Task requirements => Return the listing below word for word.

Data extracted from a collection
-----
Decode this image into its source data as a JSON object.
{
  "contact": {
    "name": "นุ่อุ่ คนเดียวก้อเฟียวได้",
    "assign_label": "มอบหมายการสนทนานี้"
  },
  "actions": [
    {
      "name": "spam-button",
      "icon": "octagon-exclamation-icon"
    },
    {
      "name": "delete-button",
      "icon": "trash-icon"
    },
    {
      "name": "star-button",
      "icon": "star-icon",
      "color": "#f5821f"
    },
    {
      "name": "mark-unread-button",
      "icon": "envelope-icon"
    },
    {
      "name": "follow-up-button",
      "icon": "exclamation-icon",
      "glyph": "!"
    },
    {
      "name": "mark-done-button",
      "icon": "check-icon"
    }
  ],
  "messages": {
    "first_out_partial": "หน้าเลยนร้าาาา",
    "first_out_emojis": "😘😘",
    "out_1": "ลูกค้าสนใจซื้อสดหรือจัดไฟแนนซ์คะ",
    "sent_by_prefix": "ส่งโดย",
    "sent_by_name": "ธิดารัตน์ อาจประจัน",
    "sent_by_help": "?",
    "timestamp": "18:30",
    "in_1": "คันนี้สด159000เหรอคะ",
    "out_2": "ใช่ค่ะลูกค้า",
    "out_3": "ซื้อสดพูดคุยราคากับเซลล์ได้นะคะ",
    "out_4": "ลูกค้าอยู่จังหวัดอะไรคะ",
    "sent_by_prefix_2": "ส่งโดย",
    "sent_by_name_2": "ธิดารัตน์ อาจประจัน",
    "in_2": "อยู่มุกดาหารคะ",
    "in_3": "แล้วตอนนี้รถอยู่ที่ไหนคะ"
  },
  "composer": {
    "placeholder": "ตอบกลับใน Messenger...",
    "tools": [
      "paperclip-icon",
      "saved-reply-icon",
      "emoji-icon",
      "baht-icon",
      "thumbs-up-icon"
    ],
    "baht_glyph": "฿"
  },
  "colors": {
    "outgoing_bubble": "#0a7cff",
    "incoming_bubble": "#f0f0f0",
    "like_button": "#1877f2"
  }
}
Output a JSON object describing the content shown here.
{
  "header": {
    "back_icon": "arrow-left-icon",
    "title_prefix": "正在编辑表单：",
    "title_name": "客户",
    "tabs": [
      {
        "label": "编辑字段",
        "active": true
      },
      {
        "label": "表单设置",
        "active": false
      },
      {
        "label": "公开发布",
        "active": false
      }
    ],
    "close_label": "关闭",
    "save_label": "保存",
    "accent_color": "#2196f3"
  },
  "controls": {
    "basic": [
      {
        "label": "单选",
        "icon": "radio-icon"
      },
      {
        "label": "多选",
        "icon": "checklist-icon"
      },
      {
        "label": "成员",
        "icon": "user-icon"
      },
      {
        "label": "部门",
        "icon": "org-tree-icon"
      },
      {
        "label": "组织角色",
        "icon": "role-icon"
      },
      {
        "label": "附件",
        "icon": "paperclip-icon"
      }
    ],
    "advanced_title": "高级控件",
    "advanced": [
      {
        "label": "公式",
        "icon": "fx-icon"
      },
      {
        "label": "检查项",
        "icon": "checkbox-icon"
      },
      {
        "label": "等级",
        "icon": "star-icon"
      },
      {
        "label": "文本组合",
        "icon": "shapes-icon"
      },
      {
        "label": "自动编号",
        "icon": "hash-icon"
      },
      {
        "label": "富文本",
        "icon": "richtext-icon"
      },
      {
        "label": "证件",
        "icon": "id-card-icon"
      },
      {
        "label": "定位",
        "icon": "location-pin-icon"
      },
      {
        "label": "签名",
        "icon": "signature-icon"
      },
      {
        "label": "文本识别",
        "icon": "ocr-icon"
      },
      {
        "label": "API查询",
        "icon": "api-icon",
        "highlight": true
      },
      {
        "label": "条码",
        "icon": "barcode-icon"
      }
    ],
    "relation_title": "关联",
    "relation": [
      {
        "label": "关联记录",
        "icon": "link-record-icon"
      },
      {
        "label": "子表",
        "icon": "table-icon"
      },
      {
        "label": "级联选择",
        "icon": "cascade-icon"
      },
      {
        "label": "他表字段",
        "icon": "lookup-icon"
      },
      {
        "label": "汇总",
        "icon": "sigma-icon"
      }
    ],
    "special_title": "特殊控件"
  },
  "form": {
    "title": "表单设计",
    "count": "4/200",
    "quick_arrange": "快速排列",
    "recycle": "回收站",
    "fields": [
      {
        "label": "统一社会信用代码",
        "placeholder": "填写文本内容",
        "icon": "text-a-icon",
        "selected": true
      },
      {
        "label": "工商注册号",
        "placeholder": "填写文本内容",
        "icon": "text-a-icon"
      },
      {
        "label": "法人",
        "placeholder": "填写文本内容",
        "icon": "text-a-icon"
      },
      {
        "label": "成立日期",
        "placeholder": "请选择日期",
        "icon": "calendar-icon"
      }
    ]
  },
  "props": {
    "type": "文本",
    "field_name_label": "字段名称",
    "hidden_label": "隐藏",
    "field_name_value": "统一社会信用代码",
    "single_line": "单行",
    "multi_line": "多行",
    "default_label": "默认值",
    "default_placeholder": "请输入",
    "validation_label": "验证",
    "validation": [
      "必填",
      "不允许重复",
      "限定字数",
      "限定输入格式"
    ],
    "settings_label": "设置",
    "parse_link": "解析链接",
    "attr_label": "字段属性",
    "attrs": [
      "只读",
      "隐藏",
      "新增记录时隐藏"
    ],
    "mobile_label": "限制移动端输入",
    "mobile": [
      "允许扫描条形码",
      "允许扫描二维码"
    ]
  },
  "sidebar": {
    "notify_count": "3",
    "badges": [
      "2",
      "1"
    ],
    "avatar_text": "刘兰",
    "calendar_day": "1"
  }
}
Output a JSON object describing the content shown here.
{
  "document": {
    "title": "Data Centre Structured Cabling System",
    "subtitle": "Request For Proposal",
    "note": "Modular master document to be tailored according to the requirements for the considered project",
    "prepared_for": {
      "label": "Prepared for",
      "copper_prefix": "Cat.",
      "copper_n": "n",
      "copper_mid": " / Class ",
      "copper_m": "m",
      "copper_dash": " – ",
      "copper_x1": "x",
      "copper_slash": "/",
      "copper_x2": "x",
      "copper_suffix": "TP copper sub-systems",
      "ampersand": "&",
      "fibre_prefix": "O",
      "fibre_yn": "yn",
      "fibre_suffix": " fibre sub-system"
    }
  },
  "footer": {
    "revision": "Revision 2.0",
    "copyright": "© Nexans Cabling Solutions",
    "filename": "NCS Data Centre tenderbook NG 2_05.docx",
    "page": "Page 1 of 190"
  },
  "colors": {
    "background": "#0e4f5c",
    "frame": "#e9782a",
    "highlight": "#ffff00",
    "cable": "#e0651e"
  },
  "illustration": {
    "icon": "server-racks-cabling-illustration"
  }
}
-----
Answer to the problem =>
Decode this image into its source data as a JSON object.
{
  "contact": {
    "name": "นุ่อุ่ คนเดียวก้อเฟียวได้",
    "assign_label": "มอบหมายการสนทนานี้"
  },
  "actions": [
    {
      "name": "spam-button",
      "icon": "octagon-exclamation-icon"
    },
    {
      "name": "delete-button",
      "icon": "trash-icon"
    },
    {
      "name": "star-button",
      "icon": "star-icon",
      "color": "#f5821f"
    },
    {
      "name": "mark-unread-button",
      "icon": "envelope-icon"
    },
    {
      "name": "follow-up-button",
      "icon": "exclamation-icon",
      "glyph": "!"
    },
    {
      "name": "mark-done-button",
      "icon": "check-icon"
    }
  ],
  "messages": {
    "first_out_partial": "หน้าเลยนร้าาาา",
    "first_out_emojis": "😘😘",
    "out_1": "ลูกค้าสนใจซื้อสดหรือจัดไฟแนนซ์คะ",
    "sent_by_prefix": "ส่งโดย",
    "sent_by_name": "ธิดารัตน์ อาจประจัน",
    "sent_by_help": "?",
    "timestamp": "18:30",
    "in_1": "คันนี้สด159000เหรอคะ",
    "out_2": "ใช่ค่ะลูกค้า",
    "out_3": "ซื้อสดพูดคุยราคากับเซลล์ได้นะคะ",
    "out_4": "ลูกค้าอยู่จังหวัดอะไรคะ",
    "sent_by_prefix_2": "ส่งโดย",
    "sent_by_name_2": "ธิดารัตน์ อาจประจัน",
    "in_2": "อยู่มุกดาหารคะ",
    "in_3": "แล้วตอนนี้รถอยู่ที่ไหนคะ"
  },
  "composer": {
    "placeholder": "ตอบกลับใน Messenger...",
    "tools": [
      "paperclip-icon",
      "saved-reply-icon",
      "emoji-icon",
      "baht-icon",
      "thumbs-up-icon"
    ],
    "baht_glyph": "฿"
  },
  "colors": {
    "outgoing_bubble": "#0a7cff",
    "incoming_bubble": "#f0f0f0",
    "like_button": "#1877f2"
  }
}
Output a JSON object describing the content shown here.
{
  "header": {
    "back_icon": "arrow-left-icon",
    "title_prefix": "正在编辑表单：",
    "title_name": "客户",
    "tabs": [
      {
        "label": "编辑字段",
        "active": true
      },
      {
        "label": "表单设置",
        "active": false
      },
      {
        "label": "公开发布",
        "active": false
      }
    ],
    "close_label": "关闭",
    "save_label": "保存",
    "accent_color": "#2196f3"
  },
  "controls": {
    "basic": [
      {
        "label": "单选",
        "icon": "radio-icon"
      },
      {
        "label": "多选",
        "icon": "checklist-icon"
      },
      {
        "label": "成员",
        "icon": "user-icon"
      },
      {
        "label": "部门",
        "icon": "org-tree-icon"
      },
      {
        "label": "组织角色",
        "icon": "role-icon"
      },
      {
        "label": "附件",
        "icon": "paperclip-icon"
      }
    ],
    "advanced_title": "高级控件",
    "advanced": [
      {
        "label": "公式",
        "icon": "fx-icon"
      },
      {
        "label": "检查项",
        "icon": "checkbox-icon"
      },
      {
        "label": "等级",
        "icon": "star-icon"
      },
      {
        "label": "文本组合",
        "icon": "shapes-icon"
      },
      {
        "label": "自动编号",
        "icon": "hash-icon"
      },
      {
        "label": "富文本",
        "icon": "richtext-icon"
      },
      {
        "label": "证件",
        "icon": "id-card-icon"
      },
      {
        "label": "定位",
        "icon": "location-pin-icon"
      },
      {
        "label": "签名",
        "icon": "signature-icon"
      },
      {
        "label": "文本识别",
        "icon": "ocr-icon"
      },
      {
        "label": "API查询",
        "icon": "api-icon",
        "highlight": true
      },
      {
        "label": "条码",
        "icon": "barcode-icon"
      }
    ],
    "relation_title": "关联",
    "relation": [
      {
        "label": "关联记录",
        "icon": "link-record-icon"
      },
      {
        "label": "子表",
        "icon": "table-icon"
      },
      {
        "label": "级联选择",
        "icon": "cascade-icon"
      },
      {
        "label": "他表字段",
        "icon": "lookup-icon"
      },
      {
        "label": "汇总",
        "icon": "sigma-icon"
      }
    ],
    "special_title": "特殊控件"
  },
  "form": {
    "title": "表单设计",
    "count": "4/200",
    "quick_arrange": "快速排列",
    "recycle": "回收站",
    "fields": [
      {
        "label": "统一社会信用代码",
        "placeholder": "填写文本内容",
        "icon": "text-a-icon",
        "selected": true
      },
      {
        "label": "工商注册号",
        "placeholder": "填写文本内容",
        "icon": "text-a-icon"
      },
      {
        "label": "法人",
        "placeholder": "填写文本内容",
        "icon": "text-a-icon"
      },
      {
        "label": "成立日期",
        "placeholder": "请选择日期",
        "icon": "calendar-icon"
      }
    ]
  },
  "props": {
    "type": "文本",
    "field_name_label": "字段名称",
    "hidden_label": "隐藏",
    "field_name_value": "统一社会信用代码",
    "single_line": "单行",
    "multi_line": "多行",
    "default_label": "默认值",
    "default_placeholder": "请输入",
    "validation_label": "验证",
    "validation": [
      "必填",
      "不允许重复",
      "限定字数",
      "限定输入格式"
    ],
    "settings_label": "设置",
    "parse_link": "解析链接",
    "attr_label": "字段属性",
    "attrs": [
      "只读",
      "隐藏",
      "新增记录时隐藏"
    ],
    "mobile_label": "限制移动端输入",
    "mobile": [
      "允许扫描条形码",
      "允许扫描二维码"
    ]
  },
  "sidebar": {
    "notify_count": "3",
    "badges": [
      "2",
      "1"
    ],
    "avatar_text": "刘兰",
    "calendar_day": "1"
  }
}
Output a JSON object describing the content shown here.
{
  "document": {
    "title": "Data Centre Structured Cabling System",
    "subtitle": "Request For Proposal",
    "note": "Modular master document to be tailored according to the requirements for the considered project",
    "prepared_for": {
      "label": "Prepared for",
      "copper_prefix": "Cat.",
      "copper_n": "n",
      "copper_mid": " / Class ",
      "copper_m": "m",
      "copper_dash": " – ",
      "copper_x1": "x",
      "copper_slash": "/",
      "copper_x2": "x",
      "copper_suffix": "TP copper sub-systems",
      "ampersand": "&",
      "fibre_prefix": "O",
      "fibre_yn": "yn",
      "fibre_suffix": " fibre sub-system"
    }
  },
  "footer": {
    "revision": "Revision 2.0",
    "copyright": "© Nexans Cabling Solutions",
    "filename": "NCS Data Centre tenderbook NG 2_05.docx",
    "page": "Page 1 of 190"
  },
  "colors": {
    "background": "#0e4f5c",
    "frame": "#e9782a",
    "highlight": "#ffff00",
    "cable": "#e0651e"
  },
  "illustration": {
    "icon": "server-racks-cabling-illustration"
  }
}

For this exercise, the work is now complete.